**What this task involves**
From the data, copy out every line in which the word "summary" appears.

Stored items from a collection
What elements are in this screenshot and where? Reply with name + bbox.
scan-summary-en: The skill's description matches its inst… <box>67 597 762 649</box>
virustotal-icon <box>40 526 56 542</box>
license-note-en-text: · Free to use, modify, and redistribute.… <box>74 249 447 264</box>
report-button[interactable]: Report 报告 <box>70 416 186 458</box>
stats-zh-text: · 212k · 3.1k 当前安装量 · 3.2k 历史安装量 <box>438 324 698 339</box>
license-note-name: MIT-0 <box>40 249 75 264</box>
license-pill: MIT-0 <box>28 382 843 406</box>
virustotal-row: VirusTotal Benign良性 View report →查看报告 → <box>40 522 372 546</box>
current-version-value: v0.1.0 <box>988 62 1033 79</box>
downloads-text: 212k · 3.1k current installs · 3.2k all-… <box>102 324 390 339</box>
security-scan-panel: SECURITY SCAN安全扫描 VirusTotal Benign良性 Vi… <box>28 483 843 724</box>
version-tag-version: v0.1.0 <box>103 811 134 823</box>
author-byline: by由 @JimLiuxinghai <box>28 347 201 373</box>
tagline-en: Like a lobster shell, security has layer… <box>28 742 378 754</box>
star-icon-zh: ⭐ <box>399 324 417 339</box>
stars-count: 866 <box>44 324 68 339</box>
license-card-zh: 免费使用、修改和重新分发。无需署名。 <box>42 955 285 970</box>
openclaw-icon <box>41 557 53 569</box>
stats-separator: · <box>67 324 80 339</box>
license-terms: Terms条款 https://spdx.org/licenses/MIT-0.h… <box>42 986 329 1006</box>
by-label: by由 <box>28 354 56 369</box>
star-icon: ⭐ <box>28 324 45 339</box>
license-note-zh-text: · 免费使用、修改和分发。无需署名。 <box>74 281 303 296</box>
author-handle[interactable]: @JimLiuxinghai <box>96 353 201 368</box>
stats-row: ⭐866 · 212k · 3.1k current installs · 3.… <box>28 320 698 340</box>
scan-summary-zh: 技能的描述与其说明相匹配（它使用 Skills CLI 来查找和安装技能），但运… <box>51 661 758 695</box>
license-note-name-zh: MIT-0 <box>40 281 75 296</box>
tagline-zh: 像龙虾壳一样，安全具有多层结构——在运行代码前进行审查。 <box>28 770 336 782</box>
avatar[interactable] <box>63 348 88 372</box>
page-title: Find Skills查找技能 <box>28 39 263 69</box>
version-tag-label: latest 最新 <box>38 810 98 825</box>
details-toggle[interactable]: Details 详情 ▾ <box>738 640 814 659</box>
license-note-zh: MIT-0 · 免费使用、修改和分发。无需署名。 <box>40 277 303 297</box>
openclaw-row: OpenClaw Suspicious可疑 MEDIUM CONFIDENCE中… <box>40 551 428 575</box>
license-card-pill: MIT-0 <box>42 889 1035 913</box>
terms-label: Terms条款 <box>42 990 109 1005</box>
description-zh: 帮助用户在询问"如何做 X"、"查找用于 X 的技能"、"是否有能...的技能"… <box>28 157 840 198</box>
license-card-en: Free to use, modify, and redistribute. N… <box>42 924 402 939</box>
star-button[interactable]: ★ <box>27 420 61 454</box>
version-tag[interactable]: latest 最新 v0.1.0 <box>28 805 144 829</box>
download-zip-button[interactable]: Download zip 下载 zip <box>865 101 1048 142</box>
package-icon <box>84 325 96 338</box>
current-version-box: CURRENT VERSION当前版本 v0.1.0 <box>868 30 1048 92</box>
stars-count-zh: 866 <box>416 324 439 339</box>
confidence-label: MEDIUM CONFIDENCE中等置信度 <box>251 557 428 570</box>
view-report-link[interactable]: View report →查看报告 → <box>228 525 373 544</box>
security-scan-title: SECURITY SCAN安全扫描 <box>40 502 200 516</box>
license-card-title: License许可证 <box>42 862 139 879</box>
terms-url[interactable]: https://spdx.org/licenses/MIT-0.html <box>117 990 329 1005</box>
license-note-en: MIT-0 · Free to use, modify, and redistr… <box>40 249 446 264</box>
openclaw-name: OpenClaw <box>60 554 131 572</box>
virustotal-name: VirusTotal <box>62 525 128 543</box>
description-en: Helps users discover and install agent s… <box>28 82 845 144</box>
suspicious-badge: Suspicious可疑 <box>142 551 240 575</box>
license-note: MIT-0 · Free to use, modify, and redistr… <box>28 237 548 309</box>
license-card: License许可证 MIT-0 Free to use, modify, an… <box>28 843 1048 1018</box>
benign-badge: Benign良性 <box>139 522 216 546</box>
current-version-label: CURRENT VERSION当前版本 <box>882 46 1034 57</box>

**Exercise output**
scan-summary-en: The skill's description matches its inst… <box>67 597 762 649</box>
scan-summary-zh: 技能的描述与其说明相匹配（它使用 Skills CLI 来查找和安装技能），但运… <box>51 661 758 695</box>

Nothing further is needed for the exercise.